Stated goal: Scan the data below and report how many lines include the word "SDTVAR". Nothing else is wanted.

** Begin Dataset **

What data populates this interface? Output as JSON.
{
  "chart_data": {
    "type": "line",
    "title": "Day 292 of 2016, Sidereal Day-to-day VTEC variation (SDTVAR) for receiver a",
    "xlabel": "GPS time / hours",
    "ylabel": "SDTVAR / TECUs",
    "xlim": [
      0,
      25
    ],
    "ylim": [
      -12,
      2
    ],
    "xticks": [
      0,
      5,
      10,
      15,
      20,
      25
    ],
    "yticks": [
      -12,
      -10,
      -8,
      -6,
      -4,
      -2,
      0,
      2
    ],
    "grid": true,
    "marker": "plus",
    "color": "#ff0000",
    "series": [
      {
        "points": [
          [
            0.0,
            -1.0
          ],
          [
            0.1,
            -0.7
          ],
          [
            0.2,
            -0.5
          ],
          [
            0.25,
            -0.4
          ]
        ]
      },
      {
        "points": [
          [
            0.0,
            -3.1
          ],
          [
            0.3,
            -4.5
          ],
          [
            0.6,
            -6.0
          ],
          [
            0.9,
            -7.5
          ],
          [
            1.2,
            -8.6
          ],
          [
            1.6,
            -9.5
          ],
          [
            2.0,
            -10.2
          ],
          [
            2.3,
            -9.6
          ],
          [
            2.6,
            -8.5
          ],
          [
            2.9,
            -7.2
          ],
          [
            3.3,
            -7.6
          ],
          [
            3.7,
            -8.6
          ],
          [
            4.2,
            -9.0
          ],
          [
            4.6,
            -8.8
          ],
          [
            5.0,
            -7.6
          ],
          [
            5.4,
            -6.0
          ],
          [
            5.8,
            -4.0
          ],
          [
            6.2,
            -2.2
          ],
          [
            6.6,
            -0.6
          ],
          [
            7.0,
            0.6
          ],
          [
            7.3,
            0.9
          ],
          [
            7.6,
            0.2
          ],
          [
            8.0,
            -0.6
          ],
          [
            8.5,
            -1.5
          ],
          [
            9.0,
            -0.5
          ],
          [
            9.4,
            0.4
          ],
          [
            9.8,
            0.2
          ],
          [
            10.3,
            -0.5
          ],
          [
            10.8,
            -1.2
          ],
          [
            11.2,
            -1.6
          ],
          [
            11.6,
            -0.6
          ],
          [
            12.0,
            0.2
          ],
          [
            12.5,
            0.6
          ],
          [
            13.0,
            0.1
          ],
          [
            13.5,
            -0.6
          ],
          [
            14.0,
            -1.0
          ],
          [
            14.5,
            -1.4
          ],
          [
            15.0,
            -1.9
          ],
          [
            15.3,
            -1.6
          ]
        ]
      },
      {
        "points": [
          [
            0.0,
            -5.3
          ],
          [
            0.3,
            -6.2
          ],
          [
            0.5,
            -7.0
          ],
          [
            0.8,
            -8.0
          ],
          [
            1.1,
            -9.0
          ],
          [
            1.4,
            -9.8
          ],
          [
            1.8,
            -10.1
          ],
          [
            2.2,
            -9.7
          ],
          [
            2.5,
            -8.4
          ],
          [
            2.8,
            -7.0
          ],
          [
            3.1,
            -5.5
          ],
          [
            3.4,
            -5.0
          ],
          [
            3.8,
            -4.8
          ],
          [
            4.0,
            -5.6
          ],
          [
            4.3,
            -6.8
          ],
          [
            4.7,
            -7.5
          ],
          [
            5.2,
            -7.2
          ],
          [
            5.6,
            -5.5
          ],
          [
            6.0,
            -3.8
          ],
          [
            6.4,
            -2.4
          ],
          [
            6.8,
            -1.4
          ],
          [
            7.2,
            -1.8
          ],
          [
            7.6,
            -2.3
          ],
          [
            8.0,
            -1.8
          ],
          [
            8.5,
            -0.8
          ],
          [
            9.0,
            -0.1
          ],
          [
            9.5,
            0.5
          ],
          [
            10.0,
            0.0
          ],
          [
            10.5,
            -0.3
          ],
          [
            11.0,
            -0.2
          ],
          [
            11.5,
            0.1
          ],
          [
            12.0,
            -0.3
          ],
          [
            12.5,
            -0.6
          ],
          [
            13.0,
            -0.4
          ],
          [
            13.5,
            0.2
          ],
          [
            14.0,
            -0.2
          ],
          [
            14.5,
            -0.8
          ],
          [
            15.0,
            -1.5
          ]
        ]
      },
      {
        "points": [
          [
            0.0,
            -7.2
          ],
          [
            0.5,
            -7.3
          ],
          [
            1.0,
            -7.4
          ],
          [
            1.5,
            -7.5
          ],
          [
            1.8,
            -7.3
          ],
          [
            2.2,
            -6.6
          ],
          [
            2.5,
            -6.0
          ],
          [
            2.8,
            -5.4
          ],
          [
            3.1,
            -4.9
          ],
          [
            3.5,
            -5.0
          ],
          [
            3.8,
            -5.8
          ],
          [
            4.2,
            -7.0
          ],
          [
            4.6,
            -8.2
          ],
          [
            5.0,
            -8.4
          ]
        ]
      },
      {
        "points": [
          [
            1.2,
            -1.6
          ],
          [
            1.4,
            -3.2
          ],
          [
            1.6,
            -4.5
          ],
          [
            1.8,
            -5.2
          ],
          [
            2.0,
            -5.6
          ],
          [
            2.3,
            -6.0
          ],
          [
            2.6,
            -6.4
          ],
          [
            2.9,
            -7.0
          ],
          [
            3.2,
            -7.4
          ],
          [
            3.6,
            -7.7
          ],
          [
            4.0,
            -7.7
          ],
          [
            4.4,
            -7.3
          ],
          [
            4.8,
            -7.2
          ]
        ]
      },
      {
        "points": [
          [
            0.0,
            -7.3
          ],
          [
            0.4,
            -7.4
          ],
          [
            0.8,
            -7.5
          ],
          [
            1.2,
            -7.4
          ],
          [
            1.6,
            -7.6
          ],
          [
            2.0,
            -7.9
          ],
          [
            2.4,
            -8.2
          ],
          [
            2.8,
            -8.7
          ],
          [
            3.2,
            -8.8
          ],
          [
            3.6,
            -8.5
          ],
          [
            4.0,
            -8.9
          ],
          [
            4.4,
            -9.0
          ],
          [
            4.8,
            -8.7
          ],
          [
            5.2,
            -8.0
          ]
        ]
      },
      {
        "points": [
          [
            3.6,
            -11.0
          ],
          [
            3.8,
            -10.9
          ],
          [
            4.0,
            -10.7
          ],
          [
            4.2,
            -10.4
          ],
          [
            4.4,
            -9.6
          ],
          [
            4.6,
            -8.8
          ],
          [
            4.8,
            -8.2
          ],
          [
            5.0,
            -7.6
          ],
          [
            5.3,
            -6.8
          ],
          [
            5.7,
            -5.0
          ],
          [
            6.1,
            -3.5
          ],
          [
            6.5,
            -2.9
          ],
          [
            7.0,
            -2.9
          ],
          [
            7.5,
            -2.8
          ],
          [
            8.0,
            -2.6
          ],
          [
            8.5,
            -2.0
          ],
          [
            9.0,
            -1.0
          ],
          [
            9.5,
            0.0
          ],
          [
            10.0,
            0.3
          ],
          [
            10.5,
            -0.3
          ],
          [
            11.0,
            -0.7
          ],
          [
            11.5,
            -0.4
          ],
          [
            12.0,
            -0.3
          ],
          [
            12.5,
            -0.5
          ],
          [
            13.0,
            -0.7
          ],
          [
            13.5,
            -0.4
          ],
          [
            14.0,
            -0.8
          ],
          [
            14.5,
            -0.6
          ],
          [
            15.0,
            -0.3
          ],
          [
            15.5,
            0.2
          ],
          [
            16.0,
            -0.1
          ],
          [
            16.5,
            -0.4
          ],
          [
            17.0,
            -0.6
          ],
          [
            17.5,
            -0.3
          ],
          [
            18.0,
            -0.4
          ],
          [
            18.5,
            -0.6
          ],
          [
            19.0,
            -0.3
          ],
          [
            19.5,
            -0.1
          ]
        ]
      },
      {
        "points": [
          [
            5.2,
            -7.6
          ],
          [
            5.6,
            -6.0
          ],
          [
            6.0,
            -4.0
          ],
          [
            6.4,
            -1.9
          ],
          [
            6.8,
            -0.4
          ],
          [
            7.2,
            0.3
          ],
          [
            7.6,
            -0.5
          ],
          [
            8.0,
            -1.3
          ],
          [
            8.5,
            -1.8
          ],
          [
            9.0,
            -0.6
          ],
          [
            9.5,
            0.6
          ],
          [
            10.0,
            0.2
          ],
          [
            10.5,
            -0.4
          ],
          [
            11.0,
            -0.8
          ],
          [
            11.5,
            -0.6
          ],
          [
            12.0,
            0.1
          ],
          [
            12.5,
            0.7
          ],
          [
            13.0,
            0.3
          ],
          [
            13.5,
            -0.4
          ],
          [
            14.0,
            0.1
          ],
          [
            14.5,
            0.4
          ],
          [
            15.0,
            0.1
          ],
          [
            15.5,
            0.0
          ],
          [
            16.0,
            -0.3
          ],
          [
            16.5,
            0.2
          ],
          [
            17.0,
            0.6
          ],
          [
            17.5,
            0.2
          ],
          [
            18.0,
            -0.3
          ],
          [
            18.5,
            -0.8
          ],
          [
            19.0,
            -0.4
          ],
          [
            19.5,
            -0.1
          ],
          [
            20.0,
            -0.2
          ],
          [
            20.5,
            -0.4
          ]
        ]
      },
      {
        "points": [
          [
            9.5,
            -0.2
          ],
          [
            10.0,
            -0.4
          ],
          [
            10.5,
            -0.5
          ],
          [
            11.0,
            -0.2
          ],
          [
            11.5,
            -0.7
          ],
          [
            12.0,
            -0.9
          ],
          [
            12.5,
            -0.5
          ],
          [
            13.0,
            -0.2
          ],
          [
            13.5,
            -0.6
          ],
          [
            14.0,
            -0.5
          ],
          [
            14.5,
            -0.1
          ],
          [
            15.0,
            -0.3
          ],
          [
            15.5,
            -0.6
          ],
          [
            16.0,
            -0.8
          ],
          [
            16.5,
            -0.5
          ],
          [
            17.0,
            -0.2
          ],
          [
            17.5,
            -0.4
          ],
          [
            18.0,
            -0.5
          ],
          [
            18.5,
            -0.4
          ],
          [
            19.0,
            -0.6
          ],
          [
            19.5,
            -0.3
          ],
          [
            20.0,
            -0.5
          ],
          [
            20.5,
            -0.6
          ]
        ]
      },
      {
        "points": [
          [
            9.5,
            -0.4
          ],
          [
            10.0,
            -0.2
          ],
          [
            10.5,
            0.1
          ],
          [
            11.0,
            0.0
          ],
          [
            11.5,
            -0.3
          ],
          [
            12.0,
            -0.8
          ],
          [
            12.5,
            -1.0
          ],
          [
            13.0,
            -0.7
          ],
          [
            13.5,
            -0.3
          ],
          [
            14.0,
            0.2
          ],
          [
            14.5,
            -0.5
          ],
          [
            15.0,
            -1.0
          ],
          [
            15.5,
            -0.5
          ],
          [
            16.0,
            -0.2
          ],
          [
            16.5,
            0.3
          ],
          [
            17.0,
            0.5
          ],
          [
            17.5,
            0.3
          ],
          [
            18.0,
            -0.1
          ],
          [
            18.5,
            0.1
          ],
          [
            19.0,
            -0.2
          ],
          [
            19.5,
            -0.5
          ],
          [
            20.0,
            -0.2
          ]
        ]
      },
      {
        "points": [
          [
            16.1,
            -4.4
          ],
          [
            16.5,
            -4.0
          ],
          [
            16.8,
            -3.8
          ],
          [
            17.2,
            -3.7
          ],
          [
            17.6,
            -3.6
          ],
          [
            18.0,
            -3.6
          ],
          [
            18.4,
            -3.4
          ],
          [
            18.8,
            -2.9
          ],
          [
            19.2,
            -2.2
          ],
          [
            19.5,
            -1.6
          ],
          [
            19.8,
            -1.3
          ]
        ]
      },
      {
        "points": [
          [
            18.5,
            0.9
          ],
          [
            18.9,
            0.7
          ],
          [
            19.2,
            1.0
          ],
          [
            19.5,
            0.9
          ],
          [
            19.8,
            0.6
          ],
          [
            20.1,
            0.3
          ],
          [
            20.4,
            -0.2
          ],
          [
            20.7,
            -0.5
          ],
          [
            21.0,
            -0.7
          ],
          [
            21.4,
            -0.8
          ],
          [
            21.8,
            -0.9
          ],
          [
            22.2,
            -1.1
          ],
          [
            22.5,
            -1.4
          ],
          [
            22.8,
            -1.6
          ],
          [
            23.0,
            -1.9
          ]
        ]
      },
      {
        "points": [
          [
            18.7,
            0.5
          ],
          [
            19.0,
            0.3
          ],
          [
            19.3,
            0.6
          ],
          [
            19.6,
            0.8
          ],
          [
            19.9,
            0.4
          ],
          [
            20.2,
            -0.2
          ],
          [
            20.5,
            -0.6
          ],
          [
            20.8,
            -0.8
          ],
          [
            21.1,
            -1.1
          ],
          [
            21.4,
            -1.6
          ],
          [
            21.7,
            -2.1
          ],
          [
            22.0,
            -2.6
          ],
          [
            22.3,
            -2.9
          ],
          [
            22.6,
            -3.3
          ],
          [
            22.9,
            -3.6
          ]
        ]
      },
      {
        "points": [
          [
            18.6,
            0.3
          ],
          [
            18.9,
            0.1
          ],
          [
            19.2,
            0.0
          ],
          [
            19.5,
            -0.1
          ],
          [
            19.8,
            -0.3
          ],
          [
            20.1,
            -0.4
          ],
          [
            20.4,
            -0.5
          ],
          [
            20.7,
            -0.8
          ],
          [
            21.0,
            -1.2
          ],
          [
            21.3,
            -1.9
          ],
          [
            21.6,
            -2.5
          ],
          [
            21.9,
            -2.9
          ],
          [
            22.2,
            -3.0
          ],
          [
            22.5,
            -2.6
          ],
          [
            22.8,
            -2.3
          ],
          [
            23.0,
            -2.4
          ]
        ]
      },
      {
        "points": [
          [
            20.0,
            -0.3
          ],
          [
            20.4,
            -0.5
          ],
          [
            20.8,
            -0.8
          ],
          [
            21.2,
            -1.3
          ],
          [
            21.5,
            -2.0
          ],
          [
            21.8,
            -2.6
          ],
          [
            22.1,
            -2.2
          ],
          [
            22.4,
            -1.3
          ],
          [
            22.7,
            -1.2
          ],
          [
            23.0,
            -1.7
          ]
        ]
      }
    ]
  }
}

** End Dataset **

Reply: 2